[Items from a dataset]
┌────────
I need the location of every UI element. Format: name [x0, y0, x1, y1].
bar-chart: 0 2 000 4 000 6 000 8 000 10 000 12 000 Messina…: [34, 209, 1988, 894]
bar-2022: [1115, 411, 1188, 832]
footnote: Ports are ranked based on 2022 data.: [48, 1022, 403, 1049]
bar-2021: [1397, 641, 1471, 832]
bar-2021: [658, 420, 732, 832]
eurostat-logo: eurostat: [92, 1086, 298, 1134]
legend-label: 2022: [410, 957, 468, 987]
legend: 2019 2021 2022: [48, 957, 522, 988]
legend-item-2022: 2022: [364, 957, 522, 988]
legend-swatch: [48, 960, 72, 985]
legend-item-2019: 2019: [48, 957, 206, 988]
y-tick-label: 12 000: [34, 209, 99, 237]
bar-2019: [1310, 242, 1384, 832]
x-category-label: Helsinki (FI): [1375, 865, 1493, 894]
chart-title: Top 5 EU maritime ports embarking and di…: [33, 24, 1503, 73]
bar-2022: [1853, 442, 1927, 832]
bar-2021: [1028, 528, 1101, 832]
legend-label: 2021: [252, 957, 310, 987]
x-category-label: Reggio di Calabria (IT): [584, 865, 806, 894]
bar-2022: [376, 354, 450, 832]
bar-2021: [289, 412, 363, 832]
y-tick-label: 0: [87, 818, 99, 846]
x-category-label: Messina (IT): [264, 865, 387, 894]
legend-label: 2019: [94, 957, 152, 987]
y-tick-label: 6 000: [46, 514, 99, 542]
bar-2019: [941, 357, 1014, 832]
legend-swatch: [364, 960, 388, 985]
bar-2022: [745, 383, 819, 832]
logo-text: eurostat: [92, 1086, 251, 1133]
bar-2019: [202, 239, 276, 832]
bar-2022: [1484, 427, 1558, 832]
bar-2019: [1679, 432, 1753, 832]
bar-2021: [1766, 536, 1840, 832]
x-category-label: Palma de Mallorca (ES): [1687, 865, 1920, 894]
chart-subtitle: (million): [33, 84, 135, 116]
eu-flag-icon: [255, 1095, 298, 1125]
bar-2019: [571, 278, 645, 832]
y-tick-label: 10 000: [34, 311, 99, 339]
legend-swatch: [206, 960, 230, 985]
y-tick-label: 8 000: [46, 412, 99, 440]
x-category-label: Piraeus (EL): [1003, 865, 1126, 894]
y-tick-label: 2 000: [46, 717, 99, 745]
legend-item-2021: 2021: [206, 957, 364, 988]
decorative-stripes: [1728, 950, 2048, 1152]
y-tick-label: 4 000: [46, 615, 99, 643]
└────────
- [WHAT YOU ARE ASKED TO DO]: Substitute "note" for "footnote" in the stretch from the start of the entries through the line that contains "legend-swatch: [48, 960, 72, 985]". Write out only those lines again, with nothing else changed.

- [SOLUTION TO THE PROBLEM]:
I need the location of every UI element. Format: name [x0, y0, x1, y1].
bar-chart: 0 2 000 4 000 6 000 8 000 10 000 12 000 Messina…: [34, 209, 1988, 894]
bar-2022: [1115, 411, 1188, 832]
note: Ports are ranked based on 2022 data.: [48, 1022, 403, 1049]
bar-2021: [1397, 641, 1471, 832]
bar-2021: [658, 420, 732, 832]
eurostat-logo: eurostat: [92, 1086, 298, 1134]
legend-label: 2022: [410, 957, 468, 987]
legend: 2019 2021 2022: [48, 957, 522, 988]
legend-item-2022: 2022: [364, 957, 522, 988]
legend-swatch: [48, 960, 72, 985]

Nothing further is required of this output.